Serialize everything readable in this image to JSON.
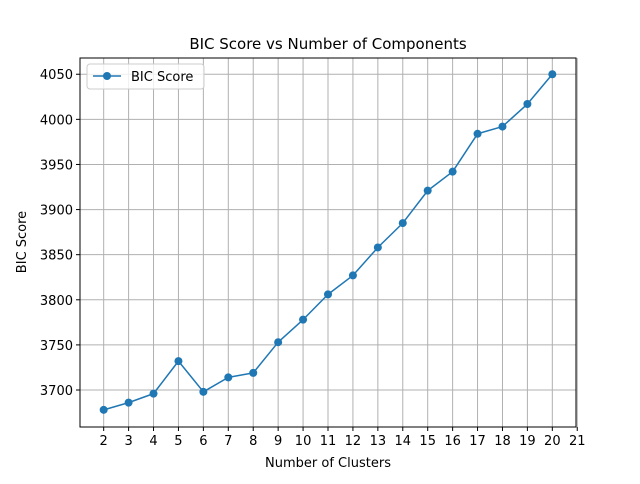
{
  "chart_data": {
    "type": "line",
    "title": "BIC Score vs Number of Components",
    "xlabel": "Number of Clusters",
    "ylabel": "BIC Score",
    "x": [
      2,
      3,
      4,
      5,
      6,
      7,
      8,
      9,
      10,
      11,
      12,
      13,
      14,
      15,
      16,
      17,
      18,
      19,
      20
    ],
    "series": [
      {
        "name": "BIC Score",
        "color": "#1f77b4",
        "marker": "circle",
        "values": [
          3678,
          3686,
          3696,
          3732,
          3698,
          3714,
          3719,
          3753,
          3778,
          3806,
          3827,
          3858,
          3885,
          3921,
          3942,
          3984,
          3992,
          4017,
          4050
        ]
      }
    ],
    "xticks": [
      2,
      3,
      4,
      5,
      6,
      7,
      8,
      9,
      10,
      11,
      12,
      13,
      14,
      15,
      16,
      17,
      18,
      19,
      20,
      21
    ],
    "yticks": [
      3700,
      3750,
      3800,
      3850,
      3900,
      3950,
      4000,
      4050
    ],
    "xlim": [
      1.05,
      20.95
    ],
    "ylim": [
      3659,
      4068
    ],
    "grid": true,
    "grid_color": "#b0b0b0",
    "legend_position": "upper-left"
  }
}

———

• _Set exercise_:
Transcribe all of the material exactly, leaving out whatever pictures it contains.

• _The output_:
Serialize everything readable in this image to JSON.
{
  "chart_data": {
    "type": "line",
    "title": "BIC Score vs Number of Components",
    "xlabel": "Number of Clusters",
    "ylabel": "BIC Score",
    "x": [
      2,
      3,
      4,
      5,
      6,
      7,
      8,
      9,
      10,
      11,
      12,
      13,
      14,
      15,
      16,
      17,
      18,
      19,
      20
    ],
    "series": [
      {
        "name": "BIC Score",
        "color": "#1f77b4",
        "marker": "circle",
        "values": [
          3678,
          3686,
          3696,
          3732,
          3698,
          3714,
          3719,
          3753,
          3778,
          3806,
          3827,
          3858,
          3885,
          3921,
          3942,
          3984,
          3992,
          4017,
          4050
        ]
      }
    ],
    "xticks": [
      2,
      3,
      4,
      5,
      6,
      7,
      8,
      9,
      10,
      11,
      12,
      13,
      14,
      15,
      16,
      17,
      18,
      19,
      20,
      21
    ],
    "yticks": [
      3700,
      3750,
      3800,
      3850,
      3900,
      3950,
      4000,
      4050
    ],
    "xlim": [
      1.05,
      20.95
    ],
    "ylim": [
      3659,
      4068
    ],
    "grid": true,
    "grid_color": "#b0b0b0",
    "legend_position": "upper-left"
  }
}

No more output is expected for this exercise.